Earlier this week, I weighed in on the NCAA tournament with my data-influenced picks, and now the experts have crunched the numbers and are weighing in with their purely objective picks. If you haven’t filled out your bracket, you might want to read this.

generic_mbasketball_stan

Earlier this week, I weighed in on the NCAA tournament with my data-influenced picks, and now the experts have crunched the numbers and are weighing in with their purely objective picks. If you haven’t filled out your bracket, you might want to read this.

Rothschild's picks.

I’m focusing on info from Yahoo, whose David Rothschild based his predictions on info from Betfair and PredictWise, and the New York Times, whose Nate Silver has his own round-by-round model for picking favorites. Yahoo says it can predict the outcomes of events with a 3 percent margin of error, while the Times model performed very well in the early rounds last year but was thrown for a loop in the upset-heavy later rounds.

Here are some key takeaways:

  • Kentucky is the odds-on favorite no matter whose model you choose. Yahoo gives it a 26.9 percent chance of winning it all, while the Times gives it a 26.4 percent chance.
  • Both models have Kansas as the fourth most-likely winner, although they swap Ohio State and North Carolina at No. 2 and No. 3 spots.
  • Silver says the No. 16 teams are better than they have been in years, but that still doesn’t make them likely to win a game.
= = = = = = =
What you will do>
(a) In the NCAA tournament picks piece, what chance of winning it all does Yahoo give Kentucky?
(b) Go on with the NCAA tournament picks piece, starting after its last sentence.
The listing that comes next isn't needed for anything here.

Dataset extract>
= = = = = = =
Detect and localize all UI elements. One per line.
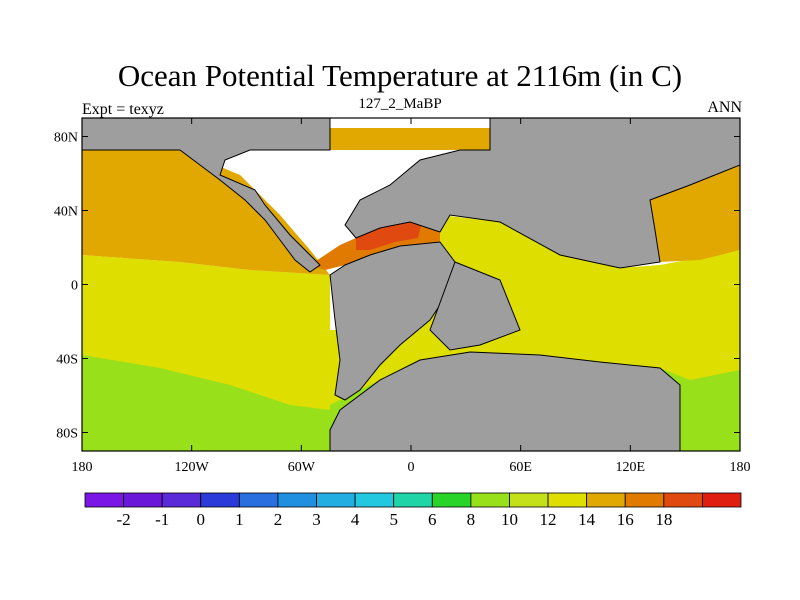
lon-tick-label: 0 (408, 460, 415, 475)
ocean-orange-north-pacific (82, 150, 330, 275)
colorbar-swatch (431, 492, 472, 508)
colorbar-swatch (702, 492, 742, 508)
lon-tick-label: 180 (730, 460, 751, 475)
longitude-axis: 180 120W 60W 0 60E 120E 180 (72, 118, 751, 475)
colorbar-swatch (393, 492, 433, 508)
ocean-band-yellow-pacific (82, 255, 330, 410)
colorbar-label: 18 (655, 510, 672, 529)
season-label: ANN (707, 99, 742, 116)
colorbar-label: 10 (501, 510, 518, 529)
landmasses (82, 118, 740, 451)
colorbar-swatch (470, 492, 510, 508)
colorbar-swatch (123, 492, 163, 508)
colorbar-label: 12 (540, 510, 557, 529)
lon-tick-label: 60E (509, 460, 532, 475)
colorbar-label: -1 (155, 510, 169, 529)
colorbar-swatch (277, 492, 317, 508)
colorbar-label: 0 (197, 510, 206, 529)
colorbar-label: 3 (312, 510, 321, 529)
land-eurasia (344, 118, 740, 269)
colorbar-label: -2 (117, 510, 131, 529)
latitude-axis: 80N 40N 0 40S 80S (54, 131, 740, 442)
land-australia-antarctica (329, 351, 681, 451)
colorbar-swatch (509, 492, 549, 508)
colorbar-label: 2 (274, 510, 283, 529)
colorbar: -2 -1 0 1 2 3 4 5 6 8 10 12 14 16 18 (84, 492, 742, 529)
colorbar-label: 8 (467, 510, 476, 529)
ocean-hot-pool-tethys (356, 217, 422, 250)
lon-tick-label: 120W (175, 460, 210, 475)
ocean-orange-arctic (330, 128, 490, 150)
lat-tick-label: 40S (56, 353, 78, 368)
plot-title: Ocean Potential Temperature at 2116m (in… (117, 58, 683, 93)
lat-tick-label: 40N (54, 205, 78, 220)
experiment-label: Expt = texyz (82, 101, 164, 118)
colorbar-label: 1 (235, 510, 244, 529)
colorbar-swatch (200, 492, 240, 508)
colorbar-swatch (663, 492, 703, 508)
colorbar-label: 14 (578, 510, 596, 529)
colorbar-swatch (354, 492, 395, 508)
colorbar-swatch (84, 492, 124, 508)
lon-tick-label: 60W (288, 460, 316, 475)
colorbar-swatch (586, 492, 626, 508)
colorbar-swatch (624, 492, 665, 508)
colorbar-swatch (238, 492, 279, 508)
colorbar-swatch (316, 492, 356, 508)
land-north-america (82, 118, 331, 273)
colorbar-swatch (161, 492, 202, 508)
colorbar-label: 5 (389, 510, 398, 529)
lat-tick-label: 80S (56, 427, 78, 442)
land-africa (429, 261, 521, 351)
lat-tick-label: 80N (54, 131, 78, 146)
land-south-america (329, 241, 456, 401)
colorbar-label: 4 (351, 510, 360, 529)
colorbar-label: 16 (617, 510, 634, 529)
lat-tick-label: 0 (71, 279, 78, 294)
colorbar-swatch (547, 492, 588, 508)
period-label: 127_2_MaBP (358, 96, 442, 112)
colorbar-label: 6 (428, 510, 437, 529)
lon-tick-label: 120E (616, 460, 646, 475)
ocean-orange-west-pacific (650, 165, 740, 262)
lon-tick-label: 180 (72, 460, 93, 475)
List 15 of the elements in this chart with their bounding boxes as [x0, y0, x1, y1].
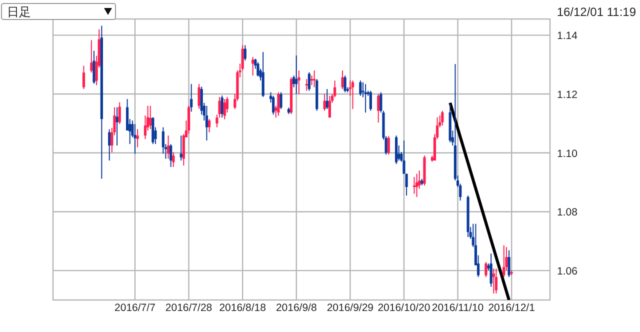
x-tick-label: 2016/7/28	[165, 302, 212, 314]
x-tick-label: 2016/11/10	[432, 302, 484, 314]
y-tick-label: 1.08	[557, 206, 578, 219]
x-tick-label: 2016/8/18	[219, 302, 266, 314]
x-tick-label: 2016/9/29	[326, 302, 374, 314]
x-tick-label: 2016/12/1	[488, 302, 536, 314]
x-tick-label: 2016/7/7	[114, 302, 156, 314]
y-tick-label: 1.10	[557, 148, 578, 160]
y-tick-label: 1.12	[557, 89, 578, 102]
y-tick-label: 1.14	[557, 30, 578, 42]
period-selector: 日足	[1, 3, 116, 20]
y-tick-label: 1.06	[557, 266, 578, 278]
x-tick-label: 2016/10/20	[378, 302, 430, 314]
x-tick-label: 2016/9/8	[276, 302, 317, 314]
text: 16/12/01 11:19	[556, 5, 636, 19]
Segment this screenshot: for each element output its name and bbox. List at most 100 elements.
= = = = = = =
Answers for the tasks>
(a) A 26.9 percent chance.

(b)
  • If you want to pick a first-round upset, Silver’s model says it’s 11-seed North Carolina State in the Midwest region, with a 59.8 percent chance of winning.
  • Of the teams seeded fifth or worse in their regions, both models have Vanderbilt in the East region as a good Cinderella pick to make a deep run, but Silver’s model also likes 5-seed New Mexico and 8-seed Memphis in the West region.
  • The models are actually pretty close through the top 10 favorites to win the tournament, with one glaring exception — Florida State. It doesn’t make Silver’s top 10 (in fact, his model gives it a 0.9 percent chance), but Rothschild has it in the No. 7 spot with a 5 percent chance.

Of course, picking basketball games is just fun. If you want to hear about some example of analytics actually making people money in business rather than with bookies, come to or watch our Structure:Data conference next week.

And if you want to know where to watch the March Madness action online, here’s your guide.

Image courtesy of the University of Kentucky.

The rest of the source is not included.